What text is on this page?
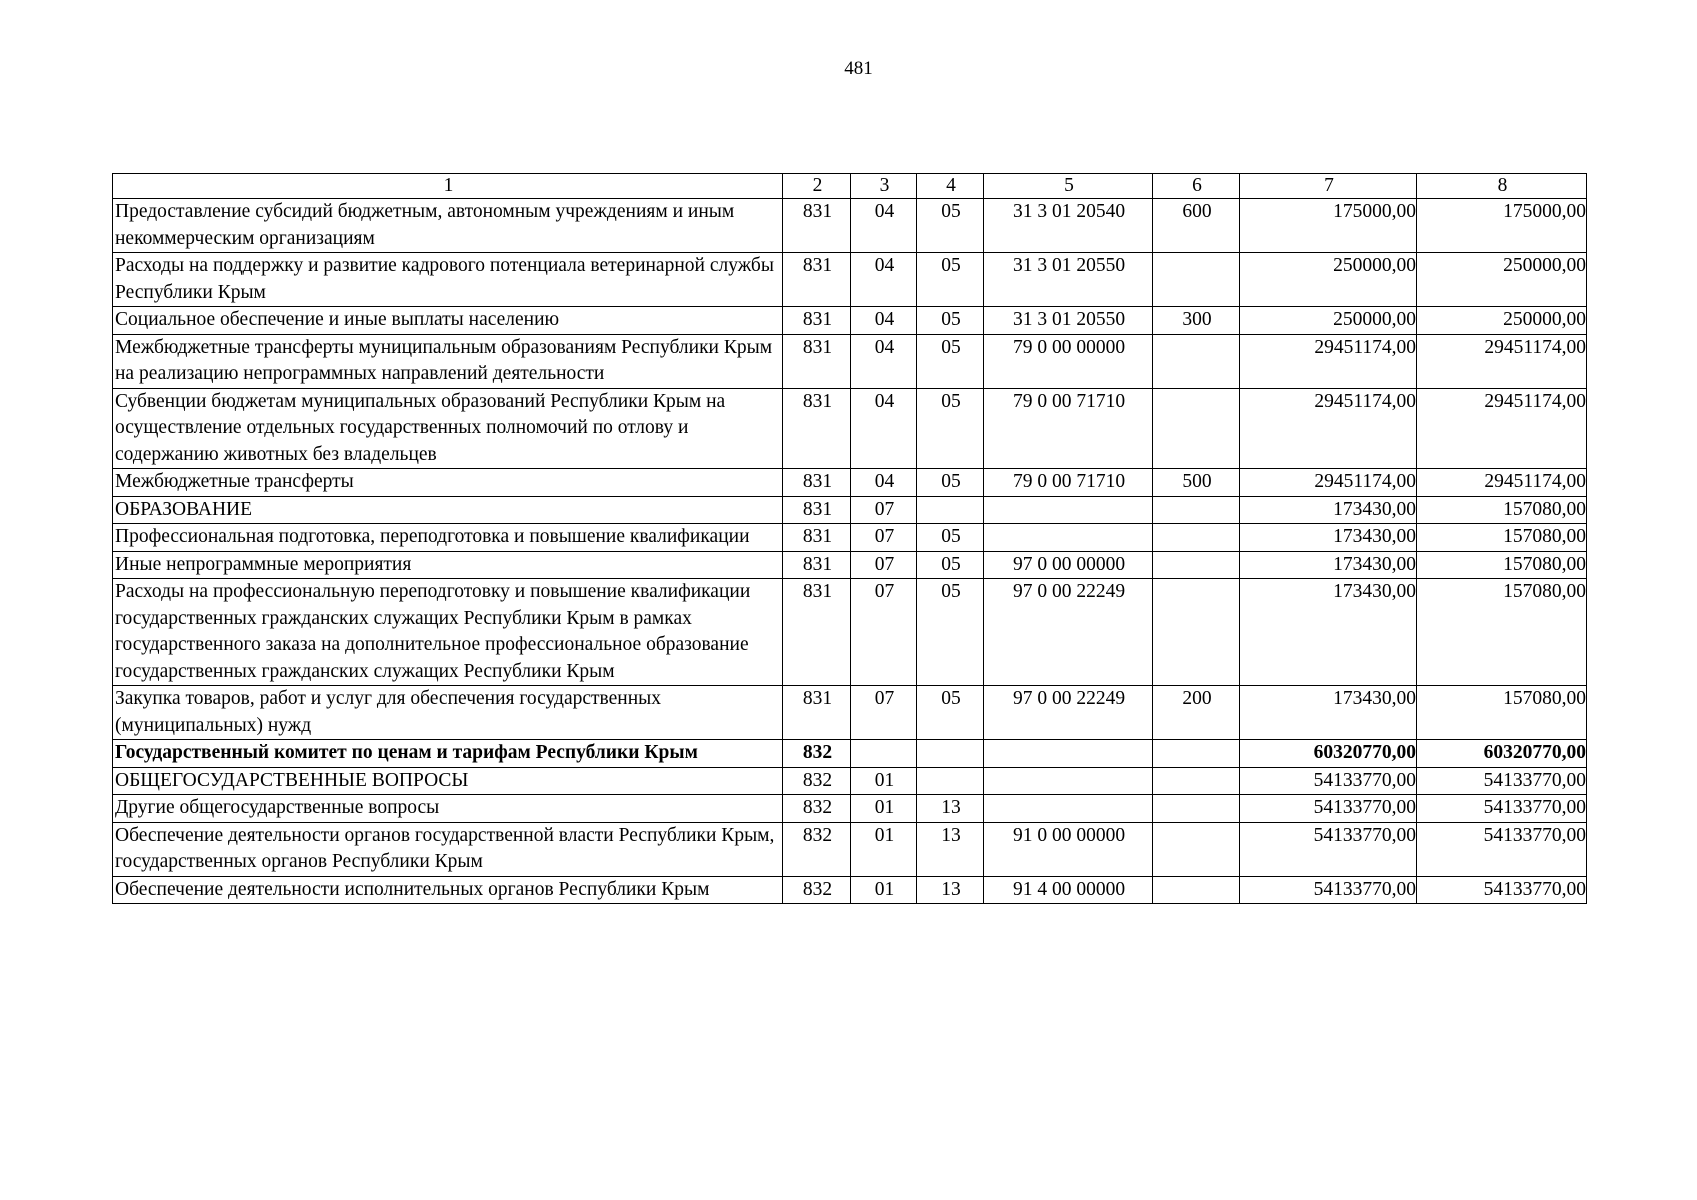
481
1	2	3	4	5	6	7	8
Предоставление субсидий бюджетным, автономным учреждениям и иным некоммерческим организациям	831	04	05	31 3 01 20540	600	175000,00	175000,00
Расходы на поддержку и развитие кадрового потенциала ветеринарной службы Республики Крым	831	04	05	31 3 01 20550		250000,00	250000,00
Социальное обеспечение и иные выплаты населению	831	04	05	31 3 01 20550	300	250000,00	250000,00
Межбюджетные трансферты муниципальным образованиям Республики Крым на реализацию непрограммных направлений деятельности	831	04	05	79 0 00 00000		29451174,00	29451174,00
Субвенции бюджетам муниципальных образований Республики Крым на осуществление отдельных государственных полномочий по отлову и содержанию животных без владельцев	831	04	05	79 0 00 71710		29451174,00	29451174,00
Межбюджетные трансферты	831	04	05	79 0 00 71710	500	29451174,00	29451174,00
ОБРАЗОВАНИЕ	831	07				173430,00	157080,00
Профессиональная подготовка, переподготовка и повышение квалификации	831	07	05			173430,00	157080,00
Иные непрограммные мероприятия	831	07	05	97 0 00 00000		173430,00	157080,00
Расходы на профессиональную переподготовку и повышение квалификации государственных гражданских служащих Республики Крым в рамках государственного заказа на дополнительное профессиональное образование государственных гражданских служащих Республики Крым	831	07	05	97 0 00 22249		173430,00	157080,00
Закупка товаров, работ и услуг для обеспечения государственных (муниципальных) нужд	831	07	05	97 0 00 22249	200	173430,00	157080,00
Государственный комитет по ценам и тарифам Республики Крым	832					60320770,00	60320770,00
ОБЩЕГОСУДАРСТВЕННЫЕ ВОПРОСЫ	832	01				54133770,00	54133770,00
Другие общегосударственные вопросы	832	01	13			54133770,00	54133770,00
Обеспечение деятельности органов государственной власти Республики Крым, государственных органов Республики Крым	832	01	13	91 0 00 00000		54133770,00	54133770,00
Обеспечение деятельности исполнительных органов Республики Крым	832	01	13	91 4 00 00000		54133770,00	54133770,00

[WHAT YOU ARE ASKED TO DO]:
Reply with one number: the count of lines in the entries that include the word "квалификации".

[ANSWER TO THIS TASK]:
2